Data excerpts:
>>>>

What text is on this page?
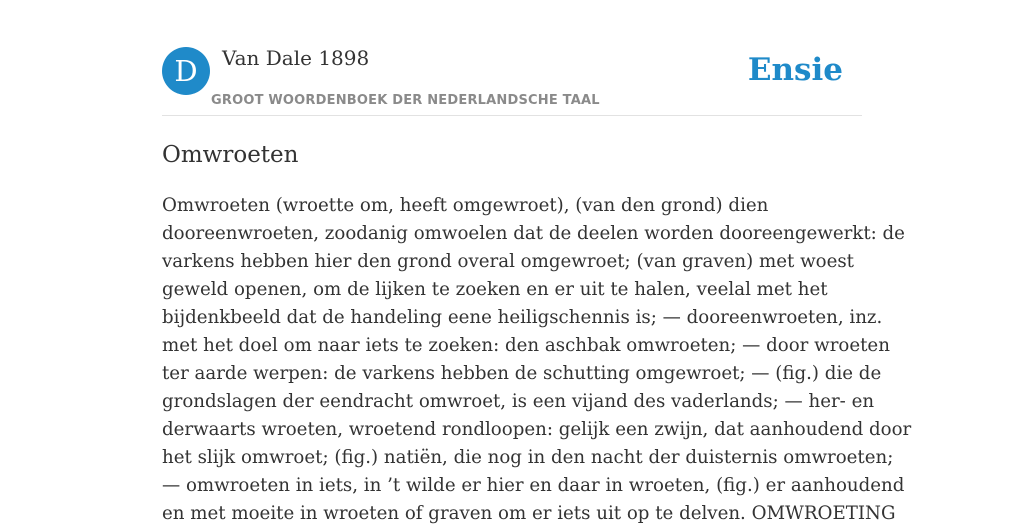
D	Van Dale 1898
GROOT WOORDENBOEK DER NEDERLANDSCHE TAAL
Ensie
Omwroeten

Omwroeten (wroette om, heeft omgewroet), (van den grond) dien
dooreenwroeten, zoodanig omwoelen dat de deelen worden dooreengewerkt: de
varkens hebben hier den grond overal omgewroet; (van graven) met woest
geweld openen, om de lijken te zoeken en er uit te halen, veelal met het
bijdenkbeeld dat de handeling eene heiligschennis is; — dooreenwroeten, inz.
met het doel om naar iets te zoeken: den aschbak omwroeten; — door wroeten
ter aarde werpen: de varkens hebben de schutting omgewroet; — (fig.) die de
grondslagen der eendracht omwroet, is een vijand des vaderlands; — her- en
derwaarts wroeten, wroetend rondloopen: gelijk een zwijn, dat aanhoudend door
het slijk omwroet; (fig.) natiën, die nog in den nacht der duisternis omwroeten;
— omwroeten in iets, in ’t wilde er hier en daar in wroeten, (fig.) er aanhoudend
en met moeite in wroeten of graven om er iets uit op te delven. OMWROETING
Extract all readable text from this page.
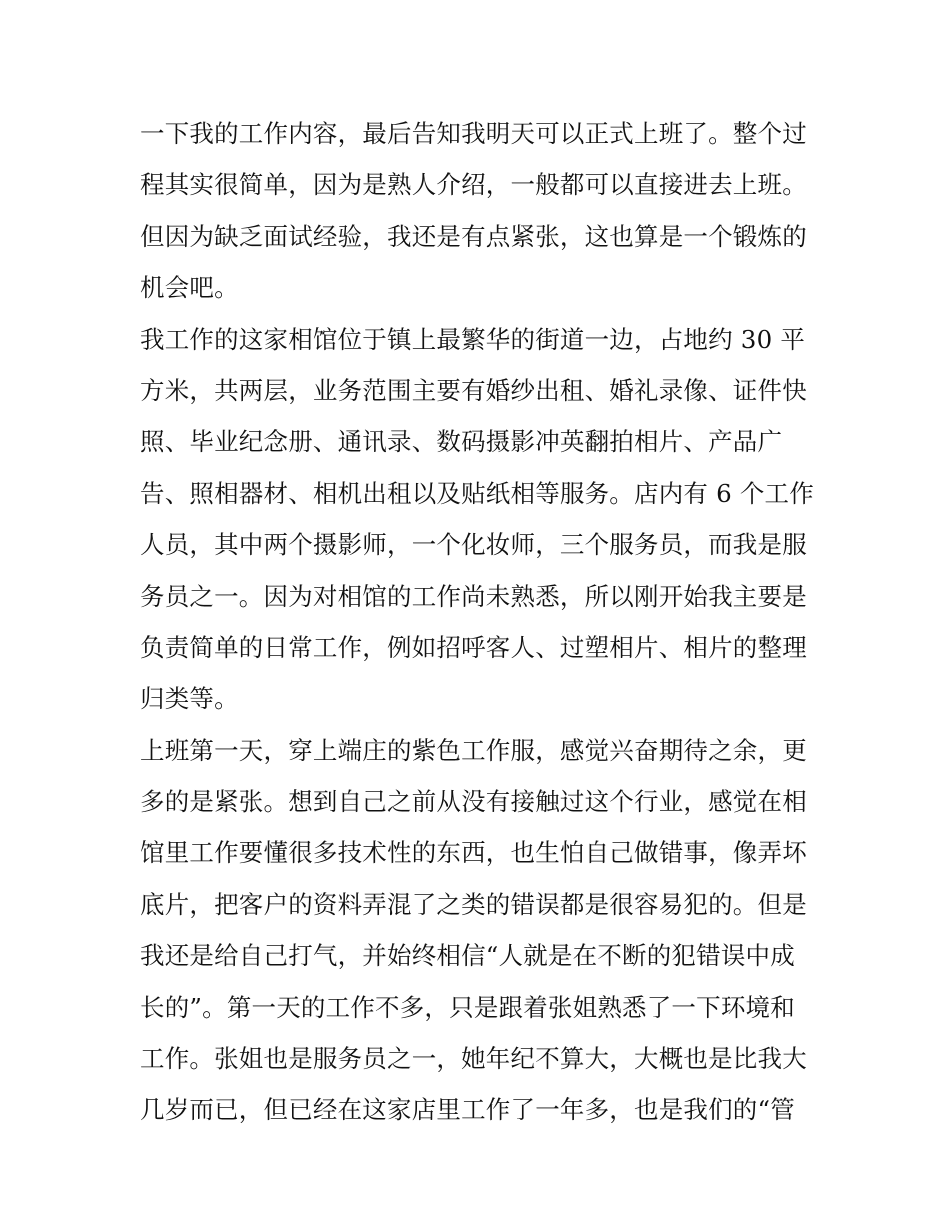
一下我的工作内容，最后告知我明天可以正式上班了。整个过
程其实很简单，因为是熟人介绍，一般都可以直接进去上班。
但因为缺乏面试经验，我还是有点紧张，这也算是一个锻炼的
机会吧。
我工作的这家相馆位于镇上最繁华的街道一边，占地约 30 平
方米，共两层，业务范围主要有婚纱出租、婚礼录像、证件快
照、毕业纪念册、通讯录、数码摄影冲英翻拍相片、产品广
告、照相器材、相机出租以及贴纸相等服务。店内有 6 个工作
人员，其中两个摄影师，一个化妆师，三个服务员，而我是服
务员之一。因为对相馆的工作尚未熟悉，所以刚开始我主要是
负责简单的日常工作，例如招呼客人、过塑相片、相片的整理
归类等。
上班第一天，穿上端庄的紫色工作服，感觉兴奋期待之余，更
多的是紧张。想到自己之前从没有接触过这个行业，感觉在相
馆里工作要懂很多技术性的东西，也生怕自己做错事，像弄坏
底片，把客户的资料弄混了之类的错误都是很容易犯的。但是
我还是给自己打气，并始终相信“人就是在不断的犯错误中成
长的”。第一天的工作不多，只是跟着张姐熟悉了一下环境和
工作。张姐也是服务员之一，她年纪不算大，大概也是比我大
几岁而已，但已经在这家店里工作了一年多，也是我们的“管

<<<<

Omit the pictures. Output every record above word for word.

[RESULT]:
What text is on this page?
D	Van Dale 1898
GROOT WOORDENBOEK DER NEDERLANDSCHE TAAL
Ensie
Omwroeten

Omwroeten (wroette om, heeft omgewroet), (van den grond) dien
dooreenwroeten, zoodanig omwoelen dat de deelen worden dooreengewerkt: de
varkens hebben hier den grond overal omgewroet; (van graven) met woest
geweld openen, om de lijken te zoeken en er uit te halen, veelal met het
bijdenkbeeld dat de handeling eene heiligschennis is; — dooreenwroeten, inz.
met het doel om naar iets te zoeken: den aschbak omwroeten; — door wroeten
ter aarde werpen: de varkens hebben de schutting omgewroet; — (fig.) die de
grondslagen der eendracht omwroet, is een vijand des vaderlands; — her- en
derwaarts wroeten, wroetend rondloopen: gelijk een zwijn, dat aanhoudend door
het slijk omwroet; (fig.) natiën, die nog in den nacht der duisternis omwroeten;
— omwroeten in iets, in ’t wilde er hier en daar in wroeten, (fig.) er aanhoudend
en met moeite in wroeten of graven om er iets uit op te delven. OMWROETING
Extract all readable text from this page.
一下我的工作内容，最后告知我明天可以正式上班了。整个过
程其实很简单，因为是熟人介绍，一般都可以直接进去上班。
但因为缺乏面试经验，我还是有点紧张，这也算是一个锻炼的
机会吧。
我工作的这家相馆位于镇上最繁华的街道一边，占地约 30 平
方米，共两层，业务范围主要有婚纱出租、婚礼录像、证件快
照、毕业纪念册、通讯录、数码摄影冲英翻拍相片、产品广
告、照相器材、相机出租以及贴纸相等服务。店内有 6 个工作
人员，其中两个摄影师，一个化妆师，三个服务员，而我是服
务员之一。因为对相馆的工作尚未熟悉，所以刚开始我主要是
负责简单的日常工作，例如招呼客人、过塑相片、相片的整理
归类等。
上班第一天，穿上端庄的紫色工作服，感觉兴奋期待之余，更
多的是紧张。想到自己之前从没有接触过这个行业，感觉在相
馆里工作要懂很多技术性的东西，也生怕自己做错事，像弄坏
底片，把客户的资料弄混了之类的错误都是很容易犯的。但是
我还是给自己打气，并始终相信“人就是在不断的犯错误中成
长的”。第一天的工作不多，只是跟着张姐熟悉了一下环境和
工作。张姐也是服务员之一，她年纪不算大，大概也是比我大
几岁而已，但已经在这家店里工作了一年多，也是我们的“管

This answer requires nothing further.